WORK TO BE COMPLETED
Copy out the listing exactly.

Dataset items
-=-=-=-=-

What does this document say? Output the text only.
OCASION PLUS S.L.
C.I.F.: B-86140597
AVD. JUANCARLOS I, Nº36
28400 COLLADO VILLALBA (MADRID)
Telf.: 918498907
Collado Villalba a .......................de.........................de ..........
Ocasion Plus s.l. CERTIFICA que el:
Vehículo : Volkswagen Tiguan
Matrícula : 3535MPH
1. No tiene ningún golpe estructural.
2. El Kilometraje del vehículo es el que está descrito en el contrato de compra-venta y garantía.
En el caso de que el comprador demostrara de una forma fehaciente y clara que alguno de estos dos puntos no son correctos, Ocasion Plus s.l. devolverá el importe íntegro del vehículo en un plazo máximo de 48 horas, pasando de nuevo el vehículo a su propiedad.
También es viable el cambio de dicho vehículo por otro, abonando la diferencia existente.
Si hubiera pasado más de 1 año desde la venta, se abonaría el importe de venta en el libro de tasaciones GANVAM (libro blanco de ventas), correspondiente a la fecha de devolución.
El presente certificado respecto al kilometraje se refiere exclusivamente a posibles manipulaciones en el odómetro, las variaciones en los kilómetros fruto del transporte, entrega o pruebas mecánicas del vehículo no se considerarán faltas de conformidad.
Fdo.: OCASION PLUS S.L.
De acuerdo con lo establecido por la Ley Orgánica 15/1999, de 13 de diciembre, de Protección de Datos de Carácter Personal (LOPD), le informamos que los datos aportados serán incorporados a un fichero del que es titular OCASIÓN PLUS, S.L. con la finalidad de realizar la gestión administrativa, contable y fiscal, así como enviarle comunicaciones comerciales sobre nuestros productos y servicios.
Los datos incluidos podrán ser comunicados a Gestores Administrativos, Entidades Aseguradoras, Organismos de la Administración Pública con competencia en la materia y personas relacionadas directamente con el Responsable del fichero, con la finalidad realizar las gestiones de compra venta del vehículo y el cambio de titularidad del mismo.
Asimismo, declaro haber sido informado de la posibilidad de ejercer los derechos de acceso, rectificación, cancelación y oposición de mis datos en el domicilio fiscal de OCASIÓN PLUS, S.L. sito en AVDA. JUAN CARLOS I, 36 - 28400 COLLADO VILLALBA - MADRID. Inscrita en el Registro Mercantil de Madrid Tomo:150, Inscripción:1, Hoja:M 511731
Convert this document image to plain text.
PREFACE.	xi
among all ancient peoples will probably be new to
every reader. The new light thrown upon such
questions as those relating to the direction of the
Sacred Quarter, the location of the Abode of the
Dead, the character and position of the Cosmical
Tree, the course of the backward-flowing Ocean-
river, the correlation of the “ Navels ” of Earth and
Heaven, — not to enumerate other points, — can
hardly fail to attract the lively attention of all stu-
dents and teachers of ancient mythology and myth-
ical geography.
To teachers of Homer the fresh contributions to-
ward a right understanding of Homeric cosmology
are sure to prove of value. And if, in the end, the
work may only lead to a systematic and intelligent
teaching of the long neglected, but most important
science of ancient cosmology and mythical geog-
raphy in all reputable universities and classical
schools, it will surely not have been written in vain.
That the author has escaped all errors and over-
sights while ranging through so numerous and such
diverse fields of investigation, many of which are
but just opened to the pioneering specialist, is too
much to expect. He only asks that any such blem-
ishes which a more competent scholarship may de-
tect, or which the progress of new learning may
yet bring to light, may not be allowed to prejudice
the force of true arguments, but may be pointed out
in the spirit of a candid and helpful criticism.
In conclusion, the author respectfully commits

-=-=-=-=-

RESULT OF THIS TASK
What does this document say? Output the text only.
OCASION PLUS S.L.
C.I.F.: B-86140597
AVD. JUANCARLOS I, Nº36
28400 COLLADO VILLALBA (MADRID)
Telf.: 918498907
Collado Villalba a .......................de.........................de ..........
Ocasion Plus s.l. CERTIFICA que el:
Vehículo : Volkswagen Tiguan
Matrícula : 3535MPH
1. No tiene ningún golpe estructural.
2. El Kilometraje del vehículo es el que está descrito en el contrato de compra-venta y garantía.
En el caso de que el comprador demostrara de una forma fehaciente y clara que alguno de estos dos puntos no son correctos, Ocasion Plus s.l. devolverá el importe íntegro del vehículo en un plazo máximo de 48 horas, pasando de nuevo el vehículo a su propiedad.
También es viable el cambio de dicho vehículo por otro, abonando la diferencia existente.
Si hubiera pasado más de 1 año desde la venta, se abonaría el importe de venta en el libro de tasaciones GANVAM (libro blanco de ventas), correspondiente a la fecha de devolución.
El presente certificado respecto al kilometraje se refiere exclusivamente a posibles manipulaciones en el odómetro, las variaciones en los kilómetros fruto del transporte, entrega o pruebas mecánicas del vehículo no se considerarán faltas de conformidad.
Fdo.: OCASION PLUS S.L.
De acuerdo con lo establecido por la Ley Orgánica 15/1999, de 13 de diciembre, de Protección de Datos de Carácter Personal (LOPD), le informamos que los datos aportados serán incorporados a un fichero del que es titular OCASIÓN PLUS, S.L. con la finalidad de realizar la gestión administrativa, contable y fiscal, así como enviarle comunicaciones comerciales sobre nuestros productos y servicios.
Los datos incluidos podrán ser comunicados a Gestores Administrativos, Entidades Aseguradoras, Organismos de la Administración Pública con competencia en la materia y personas relacionadas directamente con el Responsable del fichero, con la finalidad realizar las gestiones de compra venta del vehículo y el cambio de titularidad del mismo.
Asimismo, declaro haber sido informado de la posibilidad de ejercer los derechos de acceso, rectificación, cancelación y oposición de mis datos en el domicilio fiscal de OCASIÓN PLUS, S.L. sito en AVDA. JUAN CARLOS I, 36 - 28400 COLLADO VILLALBA - MADRID. Inscrita en el Registro Mercantil de Madrid Tomo:150, Inscripción:1, Hoja:M 511731
Convert this document image to plain text.
PREFACE.	xi
among all ancient peoples will probably be new to
every reader. The new light thrown upon such
questions as those relating to the direction of the
Sacred Quarter, the location of the Abode of the
Dead, the character and position of the Cosmical
Tree, the course of the backward-flowing Ocean-
river, the correlation of the “ Navels ” of Earth and
Heaven, — not to enumerate other points, — can
hardly fail to attract the lively attention of all stu-
dents and teachers of ancient mythology and myth-
ical geography.
To teachers of Homer the fresh contributions to-
ward a right understanding of Homeric cosmology
are sure to prove of value. And if, in the end, the
work may only lead to a systematic and intelligent
teaching of the long neglected, but most important
science of ancient cosmology and mythical geog-
raphy in all reputable universities and classical
schools, it will surely not have been written in vain.
That the author has escaped all errors and over-
sights while ranging through so numerous and such
diverse fields of investigation, many of which are
but just opened to the pioneering specialist, is too
much to expect. He only asks that any such blem-
ishes which a more competent scholarship may de-
tect, or which the progress of new learning may
yet bring to light, may not be allowed to prejudice
the force of true arguments, but may be pointed out
in the spirit of a candid and helpful criticism.
In conclusion, the author respectfully commits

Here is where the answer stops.